**Tindakan yang Diperlukan:**
1 – Menurut tulisan tentang Universitas Paramadina, pada tanggal berapa universitas itu didirikan?
2 – Teruskan tulisan tentang Universitas Paramadina dengan bagian berikutnya, dimulai setelah kalimat terakhir yang tercantum.

**Potongan Dokumen:**
_ _ _ _ _ _ _
Sekolah Baruku
Universitas Paramadina
Bina ilmu dan rekayasa
Karya wirausaha berakhlak mulia
Demi kebahagiaan bersama
Persaudaraan umat manusia
Lingkungan kampus pusat budaya
Mekarkan potensi kreatif
Suburkan tradisi intelektual
Muliakan kebebasan ilmiah
Reguklah kitab dan hikmah
Selamat datang insan muda
Datanglah dengan salamah
Selamat datang insan muda
Datanglah dengan salamah
***
Tiga bait puisi di atas merupakan mars dari sekolah baruku, di lingkungan baru, dan dengan teman-teman yang baru. Universitas Paramadina yang didirikan oleh alm. Prof. Dr. Nurcholish Madjid, yang lebih dikenal dengan Cak Nur, pada 10 Januari 1998 bukanlah sekedar universitas yang didirikan untuk menciptakan mesin pekerja ataupun mencari peluang bisnis. Melainkan untuk menciptakan sebuah universitas ideal yang mampu menciptakan generasi muda yang cakap dalam menjalankan bidangnya sekaligus menjunjung tinggi nilai-nilai moral dan etika. Kira-kira itulah yang dapat kutangkap dari hari pertamaku di Universitas Paramadina ini.
Tentu saja itu hanyalah sebuah visi, yang kuyakini juga berasal dari idealisme sang penciptanya sendiri. Namun harus kuakui bahwa aku sangat sepaham dengan hal ini. Karena idealnya, sekolah adalah tempat bagi para siswa untuk belajar dan mengembangkan pikirannya. Apalagi untuk level mahasiswa dimana kita diharapkan untuk bukan hanya menerima ilmu, tapi juga harus menciptakan ilmu baru sampai kita diwajibkan untuk membuat skripsi. Tentu akan sangat sulit jika kita harus melakukannya di bawah tekanan klasik yaitu ’IP tinggi saja tidak bisa dapat kerja apalagi yang rendah.’
Sejak lulus SMA, aku sudah bertekad bahwa jika aku kuliah, aku tidak akan menggunakannya untuk mencari peluang mendapat kerja, melainkan murni untuk mendapatkan ilmu baru dan menggunakannya untuk apapun yang kusuka. Karena itulah ketika aku mengetahui bahwa sekolah baruku memiliki visi yang kurang lebih sama denganku, aku jadi sangat senang dan bertambah yakin bahwa aku telah memilih universitas yang tepat untuk menjadi tempat belajarku 3.5 tahun ke depan (Amiin lulus 7 semester.)
_ _ _ _ _ _ _
**Entri yang Diberikan:**

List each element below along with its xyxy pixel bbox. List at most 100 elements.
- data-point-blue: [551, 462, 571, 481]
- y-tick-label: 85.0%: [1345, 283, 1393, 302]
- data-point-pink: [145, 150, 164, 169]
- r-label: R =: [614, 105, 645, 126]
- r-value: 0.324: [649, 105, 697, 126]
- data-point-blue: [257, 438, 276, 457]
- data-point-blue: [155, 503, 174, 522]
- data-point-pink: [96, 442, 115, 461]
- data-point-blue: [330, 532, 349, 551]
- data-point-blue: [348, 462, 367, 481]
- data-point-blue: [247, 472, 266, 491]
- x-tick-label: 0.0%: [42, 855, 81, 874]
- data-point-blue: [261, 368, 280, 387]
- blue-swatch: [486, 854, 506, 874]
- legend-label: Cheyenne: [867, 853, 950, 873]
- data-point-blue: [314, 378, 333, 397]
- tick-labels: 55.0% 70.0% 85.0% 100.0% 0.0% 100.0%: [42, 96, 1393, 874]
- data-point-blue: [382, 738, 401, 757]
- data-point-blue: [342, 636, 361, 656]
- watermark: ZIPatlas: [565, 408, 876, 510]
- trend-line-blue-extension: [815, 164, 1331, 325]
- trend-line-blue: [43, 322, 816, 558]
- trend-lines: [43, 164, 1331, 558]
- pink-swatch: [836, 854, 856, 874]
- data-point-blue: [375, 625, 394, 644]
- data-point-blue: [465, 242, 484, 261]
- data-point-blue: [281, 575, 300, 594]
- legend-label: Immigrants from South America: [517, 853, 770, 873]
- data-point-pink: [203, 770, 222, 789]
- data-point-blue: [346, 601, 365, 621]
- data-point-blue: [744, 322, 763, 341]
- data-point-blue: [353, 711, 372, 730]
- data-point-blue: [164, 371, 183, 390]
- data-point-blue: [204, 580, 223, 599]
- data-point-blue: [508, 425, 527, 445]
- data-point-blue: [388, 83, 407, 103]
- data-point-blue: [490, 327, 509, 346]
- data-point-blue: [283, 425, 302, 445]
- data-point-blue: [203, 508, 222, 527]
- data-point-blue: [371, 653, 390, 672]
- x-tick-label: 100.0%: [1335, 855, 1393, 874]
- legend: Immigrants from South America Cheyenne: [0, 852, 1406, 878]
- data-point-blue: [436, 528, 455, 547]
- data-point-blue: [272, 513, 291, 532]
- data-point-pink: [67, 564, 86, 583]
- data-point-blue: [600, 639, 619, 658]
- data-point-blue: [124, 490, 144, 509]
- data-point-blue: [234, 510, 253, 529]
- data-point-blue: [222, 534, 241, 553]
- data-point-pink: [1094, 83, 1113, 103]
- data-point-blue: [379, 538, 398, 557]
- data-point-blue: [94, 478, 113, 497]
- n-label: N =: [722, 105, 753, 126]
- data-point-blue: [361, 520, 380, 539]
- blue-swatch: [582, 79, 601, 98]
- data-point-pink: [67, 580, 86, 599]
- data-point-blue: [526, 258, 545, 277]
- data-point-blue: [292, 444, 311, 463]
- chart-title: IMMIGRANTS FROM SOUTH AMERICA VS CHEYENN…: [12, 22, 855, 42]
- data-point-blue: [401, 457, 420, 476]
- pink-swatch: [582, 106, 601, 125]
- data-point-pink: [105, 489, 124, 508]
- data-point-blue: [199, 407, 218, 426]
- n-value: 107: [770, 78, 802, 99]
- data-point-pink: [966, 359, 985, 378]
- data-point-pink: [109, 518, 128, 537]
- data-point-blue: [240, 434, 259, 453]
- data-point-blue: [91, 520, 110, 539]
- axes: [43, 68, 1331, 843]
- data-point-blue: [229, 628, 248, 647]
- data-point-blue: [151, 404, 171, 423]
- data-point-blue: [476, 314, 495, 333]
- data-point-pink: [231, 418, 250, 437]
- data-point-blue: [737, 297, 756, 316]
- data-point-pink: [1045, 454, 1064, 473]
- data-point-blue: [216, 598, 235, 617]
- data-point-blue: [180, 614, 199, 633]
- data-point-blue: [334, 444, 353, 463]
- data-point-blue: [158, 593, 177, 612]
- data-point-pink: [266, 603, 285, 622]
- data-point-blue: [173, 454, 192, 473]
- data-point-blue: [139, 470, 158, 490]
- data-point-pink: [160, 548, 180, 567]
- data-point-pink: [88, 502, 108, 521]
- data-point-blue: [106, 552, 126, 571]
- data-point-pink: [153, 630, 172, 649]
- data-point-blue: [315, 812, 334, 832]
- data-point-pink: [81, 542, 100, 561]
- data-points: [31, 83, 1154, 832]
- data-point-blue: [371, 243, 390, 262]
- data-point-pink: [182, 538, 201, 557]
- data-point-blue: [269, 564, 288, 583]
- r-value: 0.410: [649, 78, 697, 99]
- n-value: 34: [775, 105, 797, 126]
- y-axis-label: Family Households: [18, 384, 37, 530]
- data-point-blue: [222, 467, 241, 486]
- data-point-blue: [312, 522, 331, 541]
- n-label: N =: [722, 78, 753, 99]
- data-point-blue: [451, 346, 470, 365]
_ _ _ _ _ _ _
**Jawaban Latihan:**
1 – Pada 10 Januari 1998.

2 –
Namun aku juga menyadari bahwa kebanyakan visi sekolah, perusahaan, negara, atau instansi apapun biasanya hanyalah bagus di ucapan atau papan besar yang ditempel, dengan tulisan sangat besar, di depan bangunan tersebut namun sangat minim sekali terlihat dari tindakannya. Walau tidak jarang juga ada sebuah instansi dimana seluruh komponennya, mulai dari pemimpinnya, sampai anggotanya yang paling rendah mampu untuk menjiwai visi instansi mereka dan bukan hanya mampu mengucapkan atau menghapalkannya, melainkan juga bertindak dan berperilaku sesuai dengan visi tersebut. Contoh paling mudah adalah Palang Merah Internasional. Dan dalam tulisan ini aku berharap bahwa Universitas Paramadina merupakan golongan yang kedua.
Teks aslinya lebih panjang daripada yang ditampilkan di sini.